Short problem: A verbatim copy of the records is required, with all pictures left out.

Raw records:
—————

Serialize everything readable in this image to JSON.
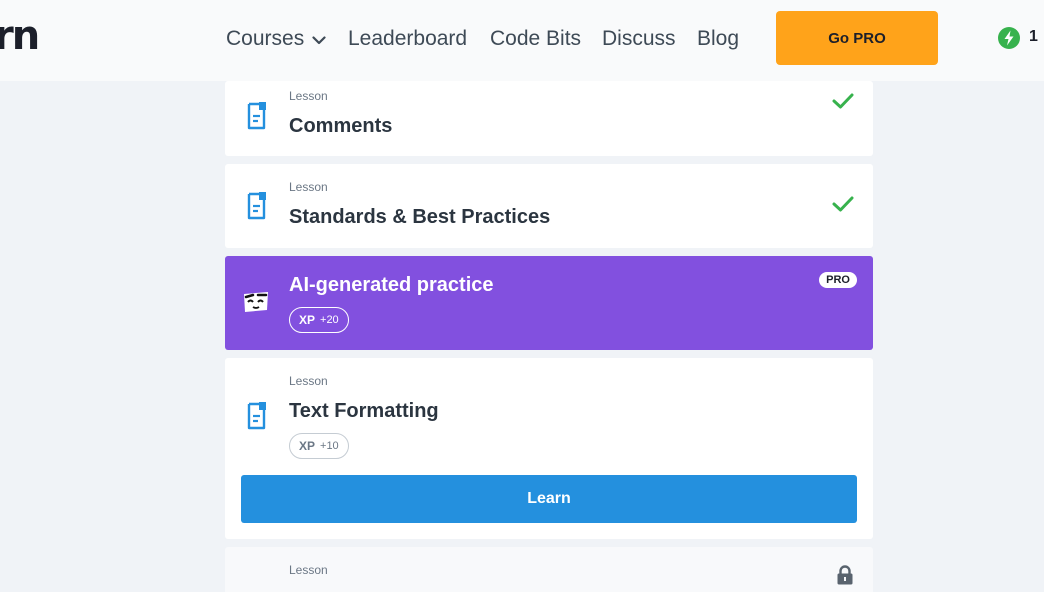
{
  "header": {
    "logo": "rn",
    "nav": [
      {
        "label": "Courses",
        "has_dropdown": true
      },
      {
        "label": "Leaderboard"
      },
      {
        "label": "Code Bits"
      },
      {
        "label": "Discuss"
      },
      {
        "label": "Blog"
      }
    ],
    "gopro_label": "Go PRO",
    "streak_count": "1"
  },
  "lessons": [
    {
      "kind": "Lesson",
      "title": "Comments",
      "status": "completed"
    },
    {
      "kind": "Lesson",
      "title": "Standards & Best Practices",
      "status": "completed"
    },
    {
      "title": "AI-generated practice",
      "badge": "PRO",
      "xp_label": "XP",
      "xp_value": "+20"
    },
    {
      "kind": "Lesson",
      "title": "Text Formatting",
      "xp_label": "XP",
      "xp_value": "+10",
      "button": "Learn"
    },
    {
      "kind": "Lesson",
      "status": "locked"
    }
  ],
  "colors": {
    "accent_orange": "#ffa31a",
    "ai_purple": "#8250df",
    "learn_blue": "#2490de",
    "check_green": "#37b24d",
    "icon_blue": "#2490de"
  },
  "icons": {
    "lesson": "document-icon",
    "done": "checkmark-icon",
    "locked": "lock-icon",
    "ai": "robot-face-icon",
    "streak": "lightning-bolt-icon",
    "dropdown": "chevron-down-icon"
  }
}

—————

Expected answer:
Serialize everything readable in this image to JSON.
{
  "header": {
    "logo": "rn",
    "nav": [
      {
        "label": "Courses",
        "has_dropdown": true
      },
      {
        "label": "Leaderboard"
      },
      {
        "label": "Code Bits"
      },
      {
        "label": "Discuss"
      },
      {
        "label": "Blog"
      }
    ],
    "gopro_label": "Go PRO",
    "streak_count": "1"
  },
  "lessons": [
    {
      "kind": "Lesson",
      "title": "Comments",
      "status": "completed"
    },
    {
      "kind": "Lesson",
      "title": "Standards & Best Practices",
      "status": "completed"
    },
    {
      "title": "AI-generated practice",
      "badge": "PRO",
      "xp_label": "XP",
      "xp_value": "+20"
    },
    {
      "kind": "Lesson",
      "title": "Text Formatting",
      "xp_label": "XP",
      "xp_value": "+10",
      "button": "Learn"
    },
    {
      "kind": "Lesson",
      "status": "locked"
    }
  ],
  "colors": {
    "accent_orange": "#ffa31a",
    "ai_purple": "#8250df",
    "learn_blue": "#2490de",
    "check_green": "#37b24d",
    "icon_blue": "#2490de"
  },
  "icons": {
    "lesson": "document-icon",
    "done": "checkmark-icon",
    "locked": "lock-icon",
    "ai": "robot-face-icon",
    "streak": "lightning-bolt-icon",
    "dropdown": "chevron-down-icon"
  }
}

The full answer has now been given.